== RECORD SET

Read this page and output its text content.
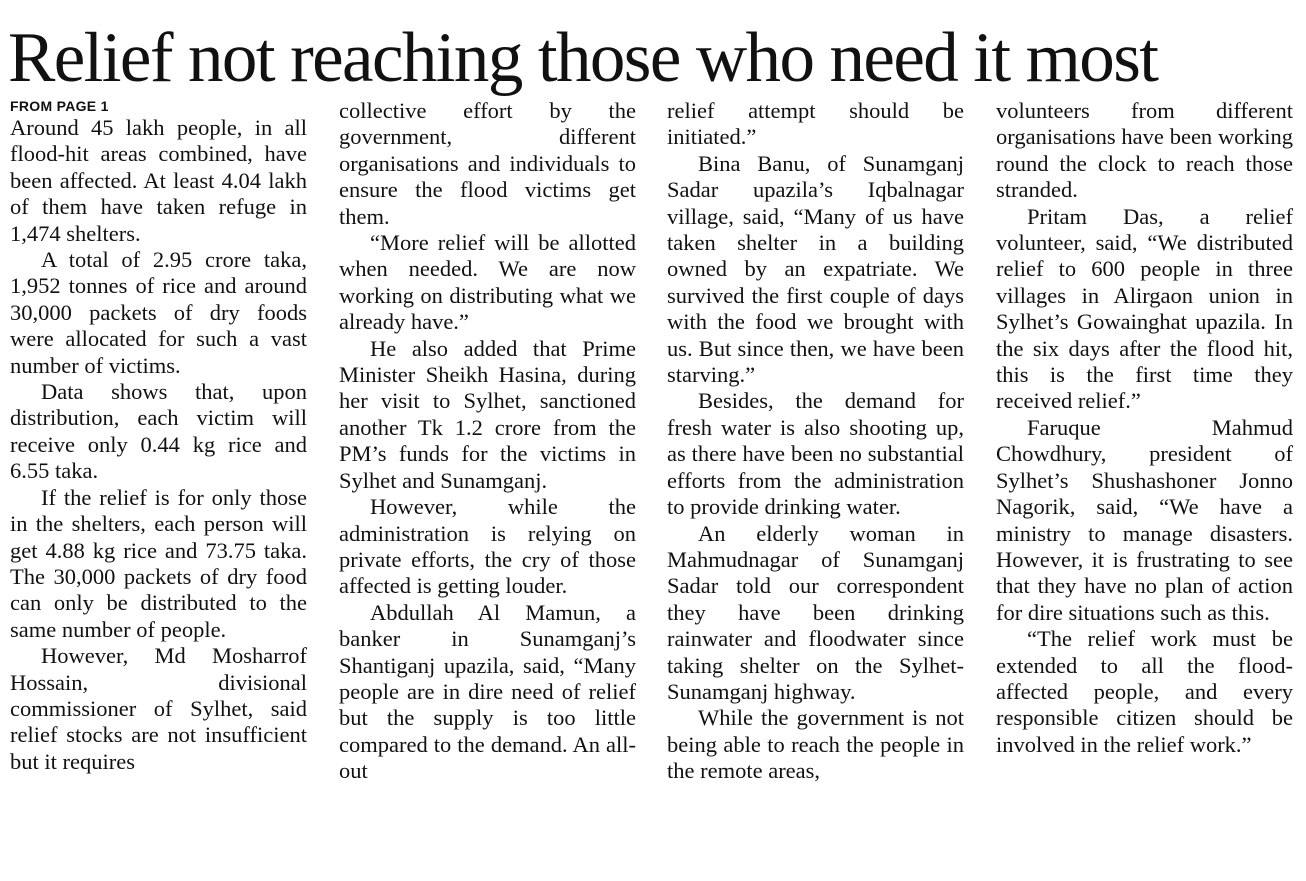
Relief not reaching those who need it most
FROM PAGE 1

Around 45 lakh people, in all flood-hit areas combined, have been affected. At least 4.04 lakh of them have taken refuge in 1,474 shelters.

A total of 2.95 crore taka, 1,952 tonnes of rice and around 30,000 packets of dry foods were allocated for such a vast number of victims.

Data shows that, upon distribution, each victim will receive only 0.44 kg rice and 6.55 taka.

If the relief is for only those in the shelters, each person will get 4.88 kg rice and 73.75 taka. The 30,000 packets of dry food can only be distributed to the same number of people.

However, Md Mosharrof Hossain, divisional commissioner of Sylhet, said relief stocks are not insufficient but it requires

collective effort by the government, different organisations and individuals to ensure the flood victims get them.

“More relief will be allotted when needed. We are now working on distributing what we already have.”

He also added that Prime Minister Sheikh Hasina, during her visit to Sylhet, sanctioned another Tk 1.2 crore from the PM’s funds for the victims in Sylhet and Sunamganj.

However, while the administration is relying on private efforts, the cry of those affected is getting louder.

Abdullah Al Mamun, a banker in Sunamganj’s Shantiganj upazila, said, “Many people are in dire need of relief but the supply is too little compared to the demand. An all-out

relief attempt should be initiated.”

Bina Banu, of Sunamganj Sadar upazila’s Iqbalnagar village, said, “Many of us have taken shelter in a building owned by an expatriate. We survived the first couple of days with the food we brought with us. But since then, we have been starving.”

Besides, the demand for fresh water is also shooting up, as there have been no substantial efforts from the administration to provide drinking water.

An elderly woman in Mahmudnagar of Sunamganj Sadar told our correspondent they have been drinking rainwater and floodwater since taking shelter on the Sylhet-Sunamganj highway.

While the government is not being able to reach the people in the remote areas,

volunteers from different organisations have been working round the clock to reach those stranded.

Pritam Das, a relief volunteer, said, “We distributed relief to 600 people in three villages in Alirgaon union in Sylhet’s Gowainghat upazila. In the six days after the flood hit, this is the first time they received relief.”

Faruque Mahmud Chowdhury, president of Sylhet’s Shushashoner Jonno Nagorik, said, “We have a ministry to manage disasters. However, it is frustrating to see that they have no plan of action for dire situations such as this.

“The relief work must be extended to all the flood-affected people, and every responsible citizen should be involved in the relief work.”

====

- INSTRUCTION:
Collect from the data above every line that includes "crore".

- COMPLETED EXERCISE:
A total of 2.95 crore taka, 1,952 tonnes of rice and around 30,000 packets of dry foods were allocated for such a vast number of victims.
He also added that Prime Minister Sheikh Hasina, during her visit to Sylhet, sanctioned another Tk 1.2 crore from the PM’s funds for the victims in Sylhet and Sunamganj.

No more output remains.